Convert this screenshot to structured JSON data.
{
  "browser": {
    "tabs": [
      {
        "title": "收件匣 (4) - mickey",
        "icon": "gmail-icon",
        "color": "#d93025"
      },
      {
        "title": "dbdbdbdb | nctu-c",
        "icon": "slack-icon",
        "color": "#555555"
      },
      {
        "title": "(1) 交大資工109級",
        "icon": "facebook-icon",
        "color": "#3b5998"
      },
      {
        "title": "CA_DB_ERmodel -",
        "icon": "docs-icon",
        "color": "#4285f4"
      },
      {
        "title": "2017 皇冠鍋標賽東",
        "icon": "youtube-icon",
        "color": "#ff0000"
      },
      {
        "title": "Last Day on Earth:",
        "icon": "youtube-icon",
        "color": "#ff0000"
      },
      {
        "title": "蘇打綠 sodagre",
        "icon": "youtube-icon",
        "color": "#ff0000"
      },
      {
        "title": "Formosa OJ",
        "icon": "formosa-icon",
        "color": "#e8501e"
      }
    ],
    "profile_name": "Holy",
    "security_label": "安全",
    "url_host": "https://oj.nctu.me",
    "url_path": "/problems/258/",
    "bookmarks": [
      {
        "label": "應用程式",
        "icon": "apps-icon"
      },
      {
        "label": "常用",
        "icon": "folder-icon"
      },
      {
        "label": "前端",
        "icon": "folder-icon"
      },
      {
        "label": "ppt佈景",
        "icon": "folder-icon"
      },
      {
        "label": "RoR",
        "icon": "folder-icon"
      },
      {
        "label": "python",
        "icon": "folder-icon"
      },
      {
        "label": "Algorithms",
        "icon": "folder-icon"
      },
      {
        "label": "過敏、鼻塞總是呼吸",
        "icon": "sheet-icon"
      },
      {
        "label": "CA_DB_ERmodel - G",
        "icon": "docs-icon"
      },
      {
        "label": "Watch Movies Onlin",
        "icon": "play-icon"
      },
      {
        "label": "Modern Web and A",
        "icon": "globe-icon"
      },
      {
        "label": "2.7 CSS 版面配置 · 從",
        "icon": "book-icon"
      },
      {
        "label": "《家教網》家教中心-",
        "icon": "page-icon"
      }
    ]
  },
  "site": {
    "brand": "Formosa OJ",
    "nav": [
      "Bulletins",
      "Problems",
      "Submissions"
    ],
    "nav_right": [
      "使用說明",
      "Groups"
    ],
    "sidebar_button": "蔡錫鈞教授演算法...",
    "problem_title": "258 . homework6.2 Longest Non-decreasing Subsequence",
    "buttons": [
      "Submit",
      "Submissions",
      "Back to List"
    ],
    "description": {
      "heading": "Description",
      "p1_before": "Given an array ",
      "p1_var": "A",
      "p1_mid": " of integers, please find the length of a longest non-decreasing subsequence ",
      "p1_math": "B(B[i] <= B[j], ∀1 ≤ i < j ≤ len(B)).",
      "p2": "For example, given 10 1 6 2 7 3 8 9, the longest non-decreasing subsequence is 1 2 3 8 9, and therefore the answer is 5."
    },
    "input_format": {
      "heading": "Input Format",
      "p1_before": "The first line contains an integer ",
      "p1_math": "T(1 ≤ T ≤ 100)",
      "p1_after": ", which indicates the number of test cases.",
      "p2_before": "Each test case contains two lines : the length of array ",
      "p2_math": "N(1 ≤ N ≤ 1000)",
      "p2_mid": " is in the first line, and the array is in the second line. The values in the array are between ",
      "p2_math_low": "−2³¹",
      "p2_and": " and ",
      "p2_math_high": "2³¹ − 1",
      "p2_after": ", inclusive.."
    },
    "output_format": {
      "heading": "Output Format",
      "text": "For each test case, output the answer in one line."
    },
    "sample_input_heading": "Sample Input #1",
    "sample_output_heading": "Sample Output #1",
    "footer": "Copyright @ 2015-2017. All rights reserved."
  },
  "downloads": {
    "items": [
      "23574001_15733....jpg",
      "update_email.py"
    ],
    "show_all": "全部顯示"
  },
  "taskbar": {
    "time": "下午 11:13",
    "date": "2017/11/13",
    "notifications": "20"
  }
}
____________________
— Description of the task —
Extract from the data every line where "length" shows up.

— The response —
      "p1_mid": " of integers, please find the length of a longest non-decreasing subsequence ",
      "p2_before": "Each test case contains two lines : the length of array ",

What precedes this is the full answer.